Reproduce the material word for word; the images stay out.

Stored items
·····

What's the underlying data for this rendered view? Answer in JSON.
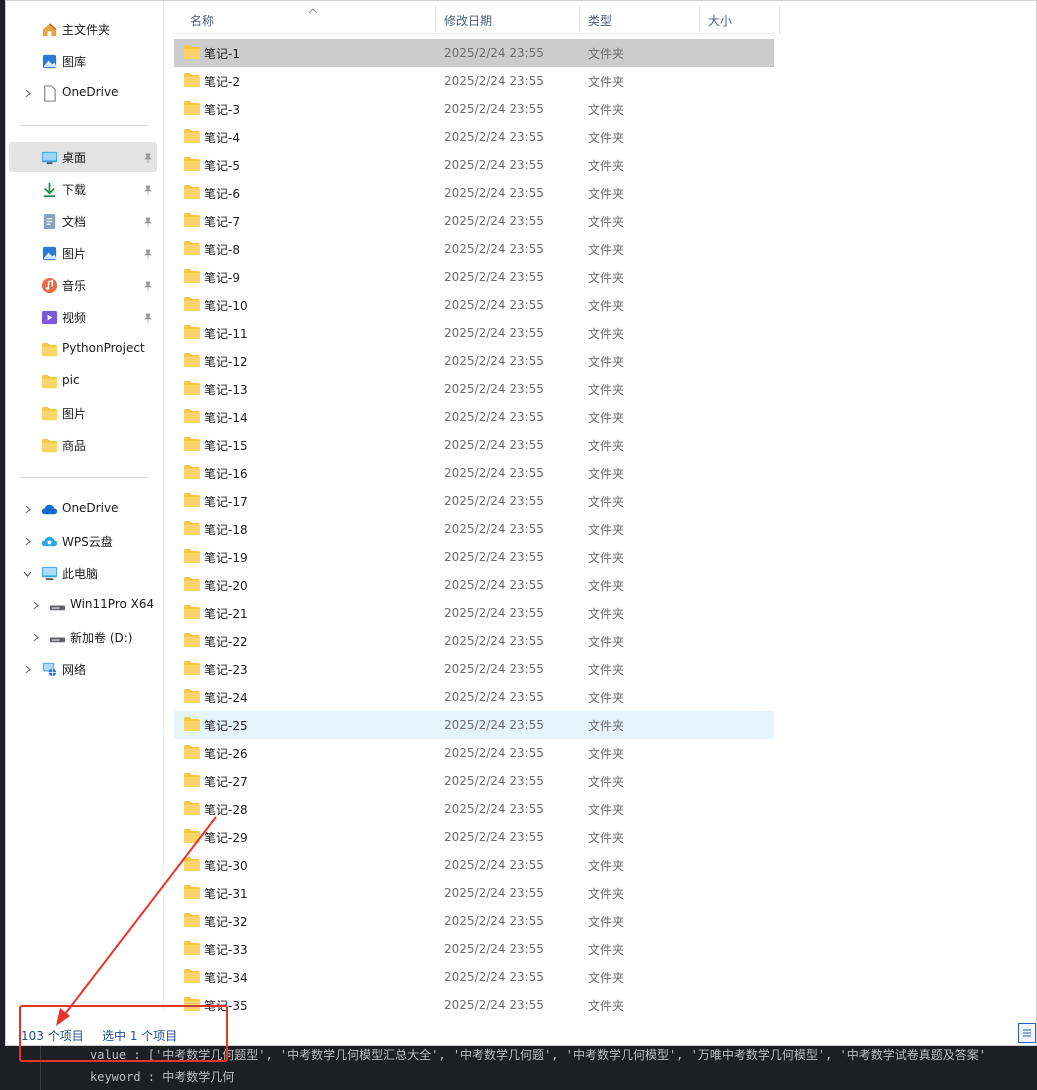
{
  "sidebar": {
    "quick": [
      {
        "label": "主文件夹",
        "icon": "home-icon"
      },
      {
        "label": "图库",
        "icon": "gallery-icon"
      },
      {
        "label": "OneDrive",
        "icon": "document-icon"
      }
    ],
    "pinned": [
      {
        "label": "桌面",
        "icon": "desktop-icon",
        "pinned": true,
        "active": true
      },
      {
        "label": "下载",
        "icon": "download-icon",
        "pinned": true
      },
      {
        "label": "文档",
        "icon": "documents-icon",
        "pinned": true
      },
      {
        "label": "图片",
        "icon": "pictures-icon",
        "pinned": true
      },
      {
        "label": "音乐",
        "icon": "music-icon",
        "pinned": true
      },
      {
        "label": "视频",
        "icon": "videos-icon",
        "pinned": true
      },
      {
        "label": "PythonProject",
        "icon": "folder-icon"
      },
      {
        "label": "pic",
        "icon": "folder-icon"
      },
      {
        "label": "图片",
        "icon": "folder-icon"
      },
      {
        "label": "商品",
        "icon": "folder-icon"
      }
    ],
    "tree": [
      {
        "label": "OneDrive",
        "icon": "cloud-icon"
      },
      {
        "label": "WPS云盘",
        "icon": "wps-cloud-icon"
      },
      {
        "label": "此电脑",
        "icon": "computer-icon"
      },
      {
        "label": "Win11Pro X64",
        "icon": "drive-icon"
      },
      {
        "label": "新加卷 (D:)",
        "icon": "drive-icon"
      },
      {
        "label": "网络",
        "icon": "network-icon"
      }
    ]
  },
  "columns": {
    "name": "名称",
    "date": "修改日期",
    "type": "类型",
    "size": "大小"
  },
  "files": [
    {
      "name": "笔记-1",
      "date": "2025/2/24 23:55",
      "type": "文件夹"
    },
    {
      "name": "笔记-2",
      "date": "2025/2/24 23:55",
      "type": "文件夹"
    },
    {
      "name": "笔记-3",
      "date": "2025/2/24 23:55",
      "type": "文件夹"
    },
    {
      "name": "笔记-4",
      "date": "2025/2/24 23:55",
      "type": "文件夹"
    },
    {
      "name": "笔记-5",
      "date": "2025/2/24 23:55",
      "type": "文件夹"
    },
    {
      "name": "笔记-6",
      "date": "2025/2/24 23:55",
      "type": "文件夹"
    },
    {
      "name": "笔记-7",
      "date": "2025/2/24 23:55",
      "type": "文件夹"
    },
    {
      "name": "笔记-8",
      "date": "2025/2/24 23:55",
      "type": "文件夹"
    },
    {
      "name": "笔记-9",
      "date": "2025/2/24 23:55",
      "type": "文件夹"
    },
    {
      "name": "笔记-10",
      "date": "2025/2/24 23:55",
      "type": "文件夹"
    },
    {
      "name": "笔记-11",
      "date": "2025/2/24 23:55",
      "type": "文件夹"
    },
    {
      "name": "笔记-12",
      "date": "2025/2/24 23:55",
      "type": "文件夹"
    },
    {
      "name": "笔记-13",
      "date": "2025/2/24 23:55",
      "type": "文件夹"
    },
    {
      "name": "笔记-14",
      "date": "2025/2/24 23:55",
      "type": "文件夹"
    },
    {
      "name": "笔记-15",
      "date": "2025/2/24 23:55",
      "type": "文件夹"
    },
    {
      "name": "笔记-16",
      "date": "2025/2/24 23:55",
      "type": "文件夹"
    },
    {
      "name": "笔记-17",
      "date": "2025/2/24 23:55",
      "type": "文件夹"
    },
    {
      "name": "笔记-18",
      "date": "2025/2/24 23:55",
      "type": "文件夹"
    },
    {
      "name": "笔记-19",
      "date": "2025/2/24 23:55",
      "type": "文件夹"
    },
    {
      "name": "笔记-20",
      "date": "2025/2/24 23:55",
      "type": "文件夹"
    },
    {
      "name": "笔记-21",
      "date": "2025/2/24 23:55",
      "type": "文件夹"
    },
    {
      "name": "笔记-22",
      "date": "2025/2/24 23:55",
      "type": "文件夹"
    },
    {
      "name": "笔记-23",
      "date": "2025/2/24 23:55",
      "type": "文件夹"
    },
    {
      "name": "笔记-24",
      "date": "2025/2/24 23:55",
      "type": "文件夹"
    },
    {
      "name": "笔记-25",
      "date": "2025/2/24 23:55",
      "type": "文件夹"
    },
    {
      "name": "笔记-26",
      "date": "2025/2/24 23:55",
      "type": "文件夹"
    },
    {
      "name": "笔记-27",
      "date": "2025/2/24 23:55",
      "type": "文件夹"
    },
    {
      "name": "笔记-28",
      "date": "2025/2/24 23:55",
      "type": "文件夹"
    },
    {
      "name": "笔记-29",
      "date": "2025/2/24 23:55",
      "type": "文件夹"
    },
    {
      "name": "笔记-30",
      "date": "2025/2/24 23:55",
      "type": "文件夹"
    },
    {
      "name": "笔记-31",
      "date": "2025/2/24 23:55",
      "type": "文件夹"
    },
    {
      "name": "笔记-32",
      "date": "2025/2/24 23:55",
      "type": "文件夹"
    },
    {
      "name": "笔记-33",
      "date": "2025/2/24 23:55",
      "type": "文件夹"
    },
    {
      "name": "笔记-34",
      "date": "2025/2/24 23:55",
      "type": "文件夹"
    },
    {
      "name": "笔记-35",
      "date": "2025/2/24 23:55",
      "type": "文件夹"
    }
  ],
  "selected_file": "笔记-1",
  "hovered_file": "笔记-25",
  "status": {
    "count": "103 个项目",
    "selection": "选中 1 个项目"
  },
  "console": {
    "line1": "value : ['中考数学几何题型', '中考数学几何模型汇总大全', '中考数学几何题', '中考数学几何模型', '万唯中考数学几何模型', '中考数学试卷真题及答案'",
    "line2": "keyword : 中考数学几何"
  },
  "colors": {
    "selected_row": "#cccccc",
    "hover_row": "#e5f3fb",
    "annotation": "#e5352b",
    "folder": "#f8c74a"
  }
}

·····

§ TASK ANSWER
What's the underlying data for this rendered view? Answer in JSON.
{
  "sidebar": {
    "quick": [
      {
        "label": "主文件夹",
        "icon": "home-icon"
      },
      {
        "label": "图库",
        "icon": "gallery-icon"
      },
      {
        "label": "OneDrive",
        "icon": "document-icon"
      }
    ],
    "pinned": [
      {
        "label": "桌面",
        "icon": "desktop-icon",
        "pinned": true,
        "active": true
      },
      {
        "label": "下载",
        "icon": "download-icon",
        "pinned": true
      },
      {
        "label": "文档",
        "icon": "documents-icon",
        "pinned": true
      },
      {
        "label": "图片",
        "icon": "pictures-icon",
        "pinned": true
      },
      {
        "label": "音乐",
        "icon": "music-icon",
        "pinned": true
      },
      {
        "label": "视频",
        "icon": "videos-icon",
        "pinned": true
      },
      {
        "label": "PythonProject",
        "icon": "folder-icon"
      },
      {
        "label": "pic",
        "icon": "folder-icon"
      },
      {
        "label": "图片",
        "icon": "folder-icon"
      },
      {
        "label": "商品",
        "icon": "folder-icon"
      }
    ],
    "tree": [
      {
        "label": "OneDrive",
        "icon": "cloud-icon"
      },
      {
        "label": "WPS云盘",
        "icon": "wps-cloud-icon"
      },
      {
        "label": "此电脑",
        "icon": "computer-icon"
      },
      {
        "label": "Win11Pro X64",
        "icon": "drive-icon"
      },
      {
        "label": "新加卷 (D:)",
        "icon": "drive-icon"
      },
      {
        "label": "网络",
        "icon": "network-icon"
      }
    ]
  },
  "columns": {
    "name": "名称",
    "date": "修改日期",
    "type": "类型",
    "size": "大小"
  },
  "files": [
    {
      "name": "笔记-1",
      "date": "2025/2/24 23:55",
      "type": "文件夹"
    },
    {
      "name": "笔记-2",
      "date": "2025/2/24 23:55",
      "type": "文件夹"
    },
    {
      "name": "笔记-3",
      "date": "2025/2/24 23:55",
      "type": "文件夹"
    },
    {
      "name": "笔记-4",
      "date": "2025/2/24 23:55",
      "type": "文件夹"
    },
    {
      "name": "笔记-5",
      "date": "2025/2/24 23:55",
      "type": "文件夹"
    },
    {
      "name": "笔记-6",
      "date": "2025/2/24 23:55",
      "type": "文件夹"
    },
    {
      "name": "笔记-7",
      "date": "2025/2/24 23:55",
      "type": "文件夹"
    },
    {
      "name": "笔记-8",
      "date": "2025/2/24 23:55",
      "type": "文件夹"
    },
    {
      "name": "笔记-9",
      "date": "2025/2/24 23:55",
      "type": "文件夹"
    },
    {
      "name": "笔记-10",
      "date": "2025/2/24 23:55",
      "type": "文件夹"
    },
    {
      "name": "笔记-11",
      "date": "2025/2/24 23:55",
      "type": "文件夹"
    },
    {
      "name": "笔记-12",
      "date": "2025/2/24 23:55",
      "type": "文件夹"
    },
    {
      "name": "笔记-13",
      "date": "2025/2/24 23:55",
      "type": "文件夹"
    },
    {
      "name": "笔记-14",
      "date": "2025/2/24 23:55",
      "type": "文件夹"
    },
    {
      "name": "笔记-15",
      "date": "2025/2/24 23:55",
      "type": "文件夹"
    },
    {
      "name": "笔记-16",
      "date": "2025/2/24 23:55",
      "type": "文件夹"
    },
    {
      "name": "笔记-17",
      "date": "2025/2/24 23:55",
      "type": "文件夹"
    },
    {
      "name": "笔记-18",
      "date": "2025/2/24 23:55",
      "type": "文件夹"
    },
    {
      "name": "笔记-19",
      "date": "2025/2/24 23:55",
      "type": "文件夹"
    },
    {
      "name": "笔记-20",
      "date": "2025/2/24 23:55",
      "type": "文件夹"
    },
    {
      "name": "笔记-21",
      "date": "2025/2/24 23:55",
      "type": "文件夹"
    },
    {
      "name": "笔记-22",
      "date": "2025/2/24 23:55",
      "type": "文件夹"
    },
    {
      "name": "笔记-23",
      "date": "2025/2/24 23:55",
      "type": "文件夹"
    },
    {
      "name": "笔记-24",
      "date": "2025/2/24 23:55",
      "type": "文件夹"
    },
    {
      "name": "笔记-25",
      "date": "2025/2/24 23:55",
      "type": "文件夹"
    },
    {
      "name": "笔记-26",
      "date": "2025/2/24 23:55",
      "type": "文件夹"
    },
    {
      "name": "笔记-27",
      "date": "2025/2/24 23:55",
      "type": "文件夹"
    },
    {
      "name": "笔记-28",
      "date": "2025/2/24 23:55",
      "type": "文件夹"
    },
    {
      "name": "笔记-29",
      "date": "2025/2/24 23:55",
      "type": "文件夹"
    },
    {
      "name": "笔记-30",
      "date": "2025/2/24 23:55",
      "type": "文件夹"
    },
    {
      "name": "笔记-31",
      "date": "2025/2/24 23:55",
      "type": "文件夹"
    },
    {
      "name": "笔记-32",
      "date": "2025/2/24 23:55",
      "type": "文件夹"
    },
    {
      "name": "笔记-33",
      "date": "2025/2/24 23:55",
      "type": "文件夹"
    },
    {
      "name": "笔记-34",
      "date": "2025/2/24 23:55",
      "type": "文件夹"
    },
    {
      "name": "笔记-35",
      "date": "2025/2/24 23:55",
      "type": "文件夹"
    }
  ],
  "selected_file": "笔记-1",
  "hovered_file": "笔记-25",
  "status": {
    "count": "103 个项目",
    "selection": "选中 1 个项目"
  },
  "console": {
    "line1": "value : ['中考数学几何题型', '中考数学几何模型汇总大全', '中考数学几何题', '中考数学几何模型', '万唯中考数学几何模型', '中考数学试卷真题及答案'",
    "line2": "keyword : 中考数学几何"
  },
  "colors": {
    "selected_row": "#cccccc",
    "hover_row": "#e5f3fb",
    "annotation": "#e5352b",
    "folder": "#f8c74a"
  }
}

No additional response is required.